→ EXERCISE:
Write out only the lines from the line containing "Output the text content of this document." to the end of the listing below, both included, exactly as they stand. Drop the pictures.

--------------------------------------------------

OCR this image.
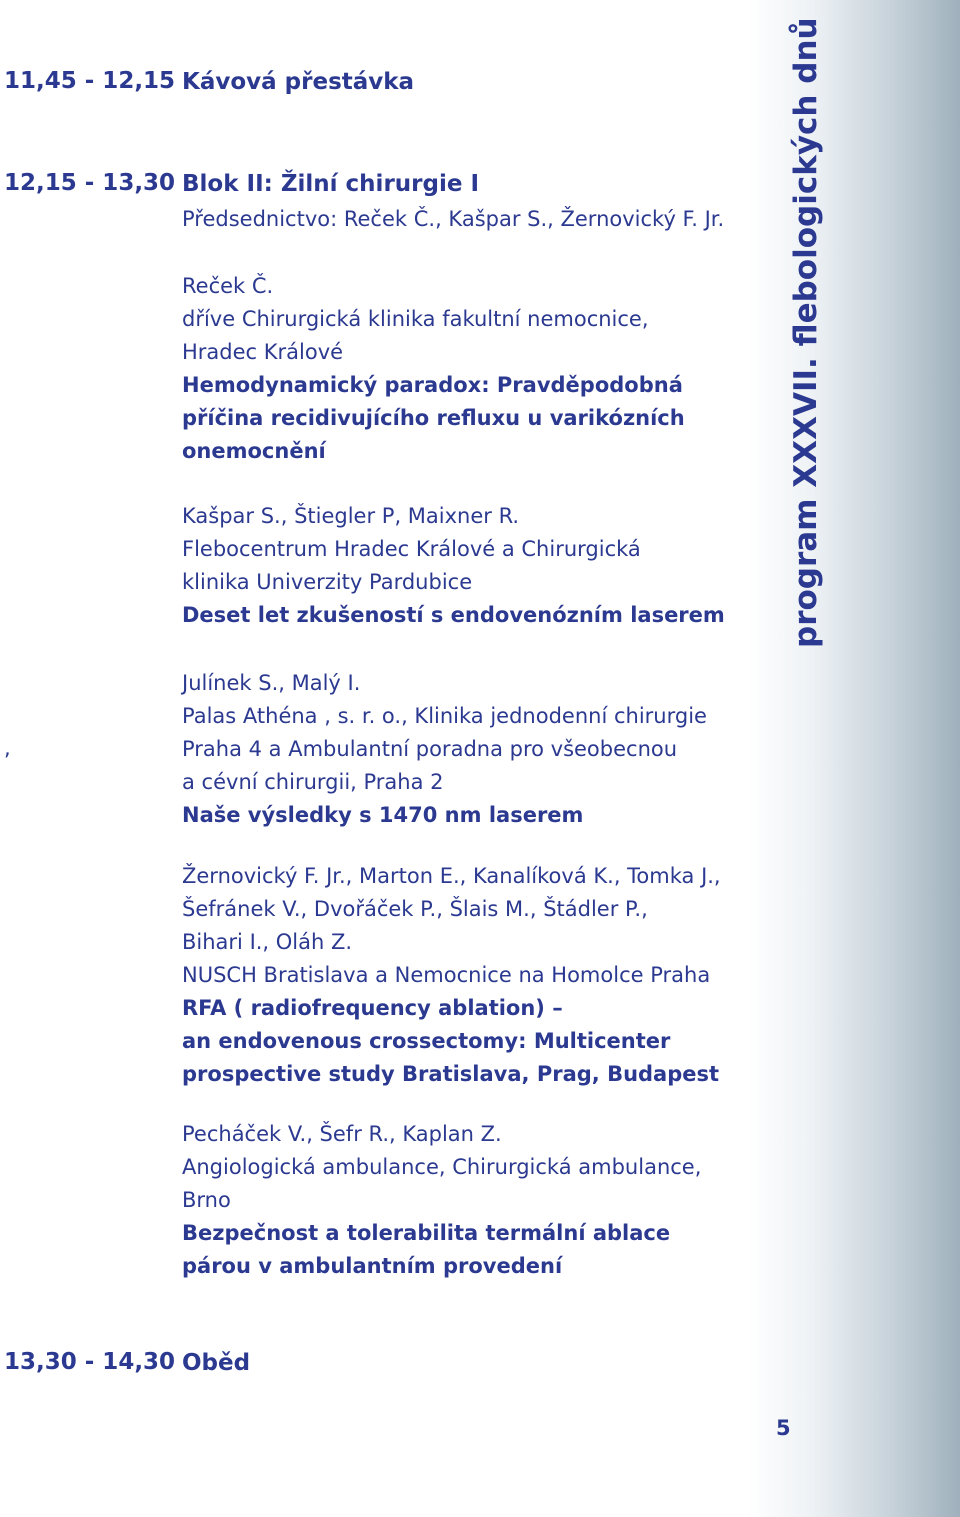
program XXXVII. flebologických dnů
11,45 - 12,15 Kávová přestávka
12,15 - 13,30 Blok II: Žilní chirurgie I
Předsednictvo: Reček Č., Kašpar S., Žernovický F. Jr.
Reček Č.
dříve Chirurgická klinika fakultní nemocnice,
Hradec Králové
Hemodynamický paradox: Pravděpodobná
příčina recidivujícího refluxu u varikózních
onemocnění
Kašpar S., Štiegler P, Maixner R.
Flebocentrum Hradec Králové a Chirurgická
klinika Univerzity Pardubice
Deset let zkušeností s endovenózním laserem
Julínek S., Malý I.
Palas Athéna , s. r. o., Klinika jednodenní chirurgie
,	Praha 4 a Ambulantní poradna pro všeobecnou
a cévní chirurgii, Praha 2
Naše výsledky s 1470 nm laserem
Žernovický F. Jr., Marton E., Kanalíková K., Tomka J.,
Šefránek V., Dvořáček P., Šlais M., Štádler P.,
Bihari I., Oláh Z.
NUSCH Bratislava a Nemocnice na Homolce Praha
RFA ( radiofrequency ablation) –
an endovenous crossectomy: Multicenter
prospective study Bratislava, Prag, Budapest
Pecháček V., Šefr R., Kaplan Z.
Angiologická ambulance, Chirurgická ambulance,
Brno
Bezpečnost a tolerabilita termální ablace
párou v ambulantním provedení
13,30 - 14,30 Oběd
5
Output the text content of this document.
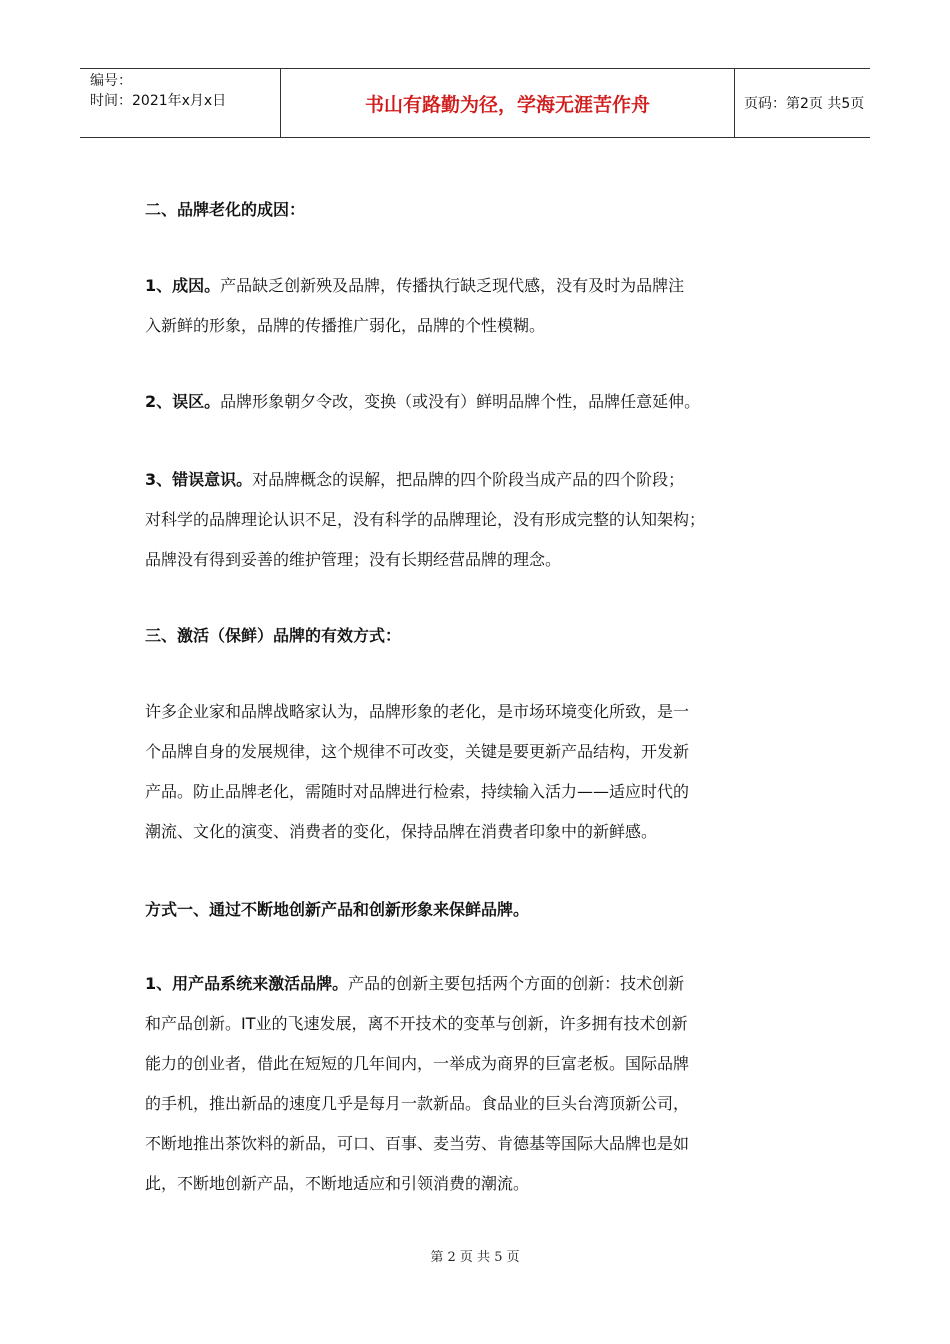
编号：
时间：2021年x月x日	书山有路勤为径，学海无涯苦作舟	页码：第2页 共5页

二、品牌老化的成因：

1、成因。产品缺乏创新殃及品牌，传播执行缺乏现代感，没有及时为品牌注

入新鲜的形象，品牌的传播推广弱化，品牌的个性模糊。

2、误区。品牌形象朝夕令改，变换（或没有）鲜明品牌个性，品牌任意延伸。

3、错误意识。对品牌概念的误解，把品牌的四个阶段当成产品的四个阶段；

对科学的品牌理论认识不足，没有科学的品牌理论，没有形成完整的认知架构；

品牌没有得到妥善的维护管理；没有长期经营品牌的理念。

三、激活（保鲜）品牌的有效方式：

许多企业家和品牌战略家认为，品牌形象的老化，是市场环境变化所致，是一

个品牌自身的发展规律，这个规律不可改变，关键是要更新产品结构，开发新

产品。防止品牌老化，需随时对品牌进行检索，持续输入活力——适应时代的

潮流、文化的演变、消费者的变化，保持品牌在消费者印象中的新鲜感。

方式一、通过不断地创新产品和创新形象来保鲜品牌。

1、用产品系统来激活品牌。产品的创新主要包括两个方面的创新：技术创新

和产品创新。IT业的飞速发展，离不开技术的变革与创新，许多拥有技术创新

能力的创业者，借此在短短的几年间内，一举成为商界的巨富老板。国际品牌

的手机，推出新品的速度几乎是每月一款新品。食品业的巨头台湾顶新公司，

不断地推出茶饮料的新品，可口、百事、麦当劳、肯德基等国际大品牌也是如

此，不断地创新产品，不断地适应和引领消费的潮流。

第 2 页 共 5 页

--------------------------------------------------

→ OUTPUT FOR THIS TASK:
Output the text content of this document.
编号：
时间：2021年x月x日	书山有路勤为径，学海无涯苦作舟	页码：第2页 共5页

二、品牌老化的成因：

1、成因。产品缺乏创新殃及品牌，传播执行缺乏现代感，没有及时为品牌注

入新鲜的形象，品牌的传播推广弱化，品牌的个性模糊。

2、误区。品牌形象朝夕令改，变换（或没有）鲜明品牌个性，品牌任意延伸。

3、错误意识。对品牌概念的误解，把品牌的四个阶段当成产品的四个阶段；

对科学的品牌理论认识不足，没有科学的品牌理论，没有形成完整的认知架构；

品牌没有得到妥善的维护管理；没有长期经营品牌的理念。

三、激活（保鲜）品牌的有效方式：

许多企业家和品牌战略家认为，品牌形象的老化，是市场环境变化所致，是一

个品牌自身的发展规律，这个规律不可改变，关键是要更新产品结构，开发新

产品。防止品牌老化，需随时对品牌进行检索，持续输入活力——适应时代的

潮流、文化的演变、消费者的变化，保持品牌在消费者印象中的新鲜感。

方式一、通过不断地创新产品和创新形象来保鲜品牌。

1、用产品系统来激活品牌。产品的创新主要包括两个方面的创新：技术创新

和产品创新。IT业的飞速发展，离不开技术的变革与创新，许多拥有技术创新

能力的创业者，借此在短短的几年间内，一举成为商界的巨富老板。国际品牌

的手机，推出新品的速度几乎是每月一款新品。食品业的巨头台湾顶新公司，

不断地推出茶饮料的新品，可口、百事、麦当劳、肯德基等国际大品牌也是如

此，不断地创新产品，不断地适应和引领消费的潮流。

第 2 页 共 5 页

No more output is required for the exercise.